Information shown:
·····

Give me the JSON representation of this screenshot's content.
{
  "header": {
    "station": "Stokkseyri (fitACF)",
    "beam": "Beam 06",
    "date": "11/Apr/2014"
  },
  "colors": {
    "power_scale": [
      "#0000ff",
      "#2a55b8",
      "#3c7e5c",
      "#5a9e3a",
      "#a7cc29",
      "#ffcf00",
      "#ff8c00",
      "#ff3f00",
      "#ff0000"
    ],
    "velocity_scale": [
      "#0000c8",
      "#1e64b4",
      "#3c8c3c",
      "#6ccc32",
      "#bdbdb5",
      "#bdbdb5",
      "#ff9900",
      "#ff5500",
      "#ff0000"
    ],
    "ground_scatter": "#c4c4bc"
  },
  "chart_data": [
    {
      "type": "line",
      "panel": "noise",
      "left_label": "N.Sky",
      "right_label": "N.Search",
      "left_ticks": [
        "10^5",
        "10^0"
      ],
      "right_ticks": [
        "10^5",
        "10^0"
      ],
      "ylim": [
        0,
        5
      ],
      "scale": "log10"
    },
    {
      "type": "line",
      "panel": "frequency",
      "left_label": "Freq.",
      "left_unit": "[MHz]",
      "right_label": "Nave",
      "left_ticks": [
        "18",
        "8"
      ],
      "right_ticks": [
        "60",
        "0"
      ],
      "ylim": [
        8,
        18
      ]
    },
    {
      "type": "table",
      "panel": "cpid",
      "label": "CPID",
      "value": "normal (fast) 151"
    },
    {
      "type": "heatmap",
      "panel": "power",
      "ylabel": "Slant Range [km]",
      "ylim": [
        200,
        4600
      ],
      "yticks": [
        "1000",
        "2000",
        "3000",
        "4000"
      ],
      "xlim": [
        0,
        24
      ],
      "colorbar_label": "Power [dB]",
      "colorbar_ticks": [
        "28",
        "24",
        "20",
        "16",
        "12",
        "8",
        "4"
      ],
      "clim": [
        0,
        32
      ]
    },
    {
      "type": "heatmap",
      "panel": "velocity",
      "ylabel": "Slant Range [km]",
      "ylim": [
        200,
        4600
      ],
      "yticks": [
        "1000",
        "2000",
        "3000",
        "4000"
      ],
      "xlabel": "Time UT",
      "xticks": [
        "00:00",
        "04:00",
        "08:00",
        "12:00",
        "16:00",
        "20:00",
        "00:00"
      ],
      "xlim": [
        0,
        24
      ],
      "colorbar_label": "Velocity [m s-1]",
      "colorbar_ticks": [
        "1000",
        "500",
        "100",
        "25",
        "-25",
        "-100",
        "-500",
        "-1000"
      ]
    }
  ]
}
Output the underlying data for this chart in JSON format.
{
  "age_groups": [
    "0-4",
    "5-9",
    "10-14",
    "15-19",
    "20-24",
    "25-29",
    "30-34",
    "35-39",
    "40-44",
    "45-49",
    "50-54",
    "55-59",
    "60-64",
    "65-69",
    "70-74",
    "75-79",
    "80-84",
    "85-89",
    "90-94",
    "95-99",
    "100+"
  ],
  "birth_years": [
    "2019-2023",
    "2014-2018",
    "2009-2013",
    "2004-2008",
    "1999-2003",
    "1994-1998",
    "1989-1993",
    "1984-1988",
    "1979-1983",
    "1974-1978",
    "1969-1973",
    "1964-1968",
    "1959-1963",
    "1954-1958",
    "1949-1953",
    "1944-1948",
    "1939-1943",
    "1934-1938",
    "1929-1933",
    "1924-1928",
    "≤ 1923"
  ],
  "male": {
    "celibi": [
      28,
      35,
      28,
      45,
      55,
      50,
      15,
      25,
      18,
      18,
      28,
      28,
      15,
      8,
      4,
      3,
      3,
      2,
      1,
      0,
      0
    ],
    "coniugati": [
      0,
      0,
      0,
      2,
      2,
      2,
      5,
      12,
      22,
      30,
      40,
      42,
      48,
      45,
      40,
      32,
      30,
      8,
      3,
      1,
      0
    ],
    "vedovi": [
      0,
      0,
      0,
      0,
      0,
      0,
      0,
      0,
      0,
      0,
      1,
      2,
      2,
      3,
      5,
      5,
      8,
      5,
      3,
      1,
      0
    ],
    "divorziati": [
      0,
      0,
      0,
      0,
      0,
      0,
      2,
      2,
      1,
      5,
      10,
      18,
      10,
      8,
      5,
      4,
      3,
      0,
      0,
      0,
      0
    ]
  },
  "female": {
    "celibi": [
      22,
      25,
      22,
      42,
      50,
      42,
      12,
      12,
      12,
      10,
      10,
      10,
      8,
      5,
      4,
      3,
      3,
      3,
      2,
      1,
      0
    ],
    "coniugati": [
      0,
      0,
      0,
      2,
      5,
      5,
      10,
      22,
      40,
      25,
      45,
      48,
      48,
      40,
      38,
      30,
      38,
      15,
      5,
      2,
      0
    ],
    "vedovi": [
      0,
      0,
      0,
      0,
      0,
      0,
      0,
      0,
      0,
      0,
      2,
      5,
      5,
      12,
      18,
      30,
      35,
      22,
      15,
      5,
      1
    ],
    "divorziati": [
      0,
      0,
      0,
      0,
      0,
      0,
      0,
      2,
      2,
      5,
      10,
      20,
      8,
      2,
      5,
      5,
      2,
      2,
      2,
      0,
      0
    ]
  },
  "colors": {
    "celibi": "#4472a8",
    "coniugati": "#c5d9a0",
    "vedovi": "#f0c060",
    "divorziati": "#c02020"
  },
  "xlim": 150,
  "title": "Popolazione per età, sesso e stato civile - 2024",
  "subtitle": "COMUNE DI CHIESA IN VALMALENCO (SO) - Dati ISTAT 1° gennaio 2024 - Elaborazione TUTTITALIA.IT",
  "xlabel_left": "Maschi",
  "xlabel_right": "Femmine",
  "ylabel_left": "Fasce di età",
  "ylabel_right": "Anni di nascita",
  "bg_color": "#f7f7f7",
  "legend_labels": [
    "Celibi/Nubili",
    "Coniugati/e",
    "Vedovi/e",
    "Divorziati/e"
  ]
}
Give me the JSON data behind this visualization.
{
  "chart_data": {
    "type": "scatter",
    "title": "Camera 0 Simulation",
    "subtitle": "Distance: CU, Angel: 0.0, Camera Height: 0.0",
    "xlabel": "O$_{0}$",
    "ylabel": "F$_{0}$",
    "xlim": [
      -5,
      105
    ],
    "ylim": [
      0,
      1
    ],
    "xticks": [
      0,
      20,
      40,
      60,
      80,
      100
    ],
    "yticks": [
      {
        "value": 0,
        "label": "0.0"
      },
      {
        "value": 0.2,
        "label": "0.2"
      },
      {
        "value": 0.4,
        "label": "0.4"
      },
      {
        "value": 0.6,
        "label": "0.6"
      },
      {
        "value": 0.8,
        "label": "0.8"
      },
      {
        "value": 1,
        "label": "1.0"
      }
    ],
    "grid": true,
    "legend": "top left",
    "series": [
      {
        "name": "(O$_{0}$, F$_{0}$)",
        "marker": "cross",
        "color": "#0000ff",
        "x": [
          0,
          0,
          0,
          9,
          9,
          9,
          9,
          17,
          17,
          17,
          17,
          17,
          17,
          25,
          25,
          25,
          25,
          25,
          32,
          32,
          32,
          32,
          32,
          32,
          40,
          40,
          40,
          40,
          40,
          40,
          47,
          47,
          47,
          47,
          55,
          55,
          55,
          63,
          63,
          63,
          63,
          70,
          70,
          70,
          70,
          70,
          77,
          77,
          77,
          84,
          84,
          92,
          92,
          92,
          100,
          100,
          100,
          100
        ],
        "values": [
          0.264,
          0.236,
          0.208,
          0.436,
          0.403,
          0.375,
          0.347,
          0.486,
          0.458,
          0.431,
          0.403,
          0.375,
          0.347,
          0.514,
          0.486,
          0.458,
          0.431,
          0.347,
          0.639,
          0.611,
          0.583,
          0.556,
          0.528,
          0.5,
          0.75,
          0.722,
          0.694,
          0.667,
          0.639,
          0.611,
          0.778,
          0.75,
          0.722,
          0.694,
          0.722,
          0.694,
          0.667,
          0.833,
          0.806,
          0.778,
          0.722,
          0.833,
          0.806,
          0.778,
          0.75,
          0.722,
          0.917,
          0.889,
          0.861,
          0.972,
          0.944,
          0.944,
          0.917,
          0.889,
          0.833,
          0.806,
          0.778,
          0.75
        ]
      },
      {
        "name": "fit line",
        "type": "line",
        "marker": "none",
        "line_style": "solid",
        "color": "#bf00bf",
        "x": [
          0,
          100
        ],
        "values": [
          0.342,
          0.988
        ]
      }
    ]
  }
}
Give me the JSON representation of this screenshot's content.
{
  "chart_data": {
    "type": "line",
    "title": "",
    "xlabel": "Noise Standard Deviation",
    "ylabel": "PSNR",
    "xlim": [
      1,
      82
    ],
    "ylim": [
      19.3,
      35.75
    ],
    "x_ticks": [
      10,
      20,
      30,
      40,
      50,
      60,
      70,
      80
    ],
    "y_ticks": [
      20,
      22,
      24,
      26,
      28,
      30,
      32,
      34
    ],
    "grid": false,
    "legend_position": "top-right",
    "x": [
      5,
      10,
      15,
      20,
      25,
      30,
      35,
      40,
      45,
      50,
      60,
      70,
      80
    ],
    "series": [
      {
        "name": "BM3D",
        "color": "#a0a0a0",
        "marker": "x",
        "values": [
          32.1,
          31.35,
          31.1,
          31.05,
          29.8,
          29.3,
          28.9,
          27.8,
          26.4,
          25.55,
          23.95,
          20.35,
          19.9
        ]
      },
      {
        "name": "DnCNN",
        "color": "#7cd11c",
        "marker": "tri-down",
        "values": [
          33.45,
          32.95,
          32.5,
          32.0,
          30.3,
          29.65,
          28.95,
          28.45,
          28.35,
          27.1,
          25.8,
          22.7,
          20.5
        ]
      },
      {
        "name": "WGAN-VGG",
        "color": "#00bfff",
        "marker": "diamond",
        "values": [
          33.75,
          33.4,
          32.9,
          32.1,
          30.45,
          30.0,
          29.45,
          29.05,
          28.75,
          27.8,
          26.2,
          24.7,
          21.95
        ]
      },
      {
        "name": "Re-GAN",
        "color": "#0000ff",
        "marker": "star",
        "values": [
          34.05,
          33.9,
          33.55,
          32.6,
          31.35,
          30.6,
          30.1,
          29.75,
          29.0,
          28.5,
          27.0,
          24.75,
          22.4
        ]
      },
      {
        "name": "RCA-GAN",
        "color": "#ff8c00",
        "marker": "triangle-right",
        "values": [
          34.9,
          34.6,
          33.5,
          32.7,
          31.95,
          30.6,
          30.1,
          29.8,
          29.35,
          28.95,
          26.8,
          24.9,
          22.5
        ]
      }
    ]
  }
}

·····

Aim of the exercise: Supply the count of lines in the entries that contain the word "marker", and nothing besides.

Full output: 7